Below is the data. Give it again, complete and exact.

begin Raw records

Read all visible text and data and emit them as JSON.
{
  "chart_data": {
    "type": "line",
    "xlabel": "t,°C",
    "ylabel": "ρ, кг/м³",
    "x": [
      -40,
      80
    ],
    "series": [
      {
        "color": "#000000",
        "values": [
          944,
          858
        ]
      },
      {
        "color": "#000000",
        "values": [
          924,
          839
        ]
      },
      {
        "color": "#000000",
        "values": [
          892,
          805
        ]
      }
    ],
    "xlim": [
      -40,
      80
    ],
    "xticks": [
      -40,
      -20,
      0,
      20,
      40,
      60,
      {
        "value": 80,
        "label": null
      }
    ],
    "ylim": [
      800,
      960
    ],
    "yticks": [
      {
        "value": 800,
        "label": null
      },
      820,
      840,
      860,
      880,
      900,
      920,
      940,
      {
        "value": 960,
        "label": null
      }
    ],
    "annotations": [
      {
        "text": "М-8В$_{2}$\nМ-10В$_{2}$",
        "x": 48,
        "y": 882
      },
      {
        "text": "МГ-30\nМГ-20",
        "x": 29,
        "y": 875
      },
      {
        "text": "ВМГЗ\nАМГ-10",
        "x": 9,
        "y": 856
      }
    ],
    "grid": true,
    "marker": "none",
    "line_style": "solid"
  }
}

end Raw records

Written response:
Read all visible text and data and emit them as JSON.
{
  "chart_data": {
    "type": "line",
    "xlabel": "t,°C",
    "ylabel": "ρ, кг/м³",
    "x": [
      -40,
      80
    ],
    "series": [
      {
        "color": "#000000",
        "values": [
          944,
          858
        ]
      },
      {
        "color": "#000000",
        "values": [
          924,
          839
        ]
      },
      {
        "color": "#000000",
        "values": [
          892,
          805
        ]
      }
    ],
    "xlim": [
      -40,
      80
    ],
    "xticks": [
      -40,
      -20,
      0,
      20,
      40,
      60,
      {
        "value": 80,
        "label": null
      }
    ],
    "ylim": [
      800,
      960
    ],
    "yticks": [
      {
        "value": 800,
        "label": null
      },
      820,
      840,
      860,
      880,
      900,
      920,
      940,
      {
        "value": 960,
        "label": null
      }
    ],
    "annotations": [
      {
        "text": "М-8В$_{2}$\nМ-10В$_{2}$",
        "x": 48,
        "y": 882
      },
      {
        "text": "МГ-30\nМГ-20",
        "x": 29,
        "y": 875
      },
      {
        "text": "ВМГЗ\nАМГ-10",
        "x": 9,
        "y": 856
      }
    ],
    "grid": true,
    "marker": "none",
    "line_style": "solid"
  }
}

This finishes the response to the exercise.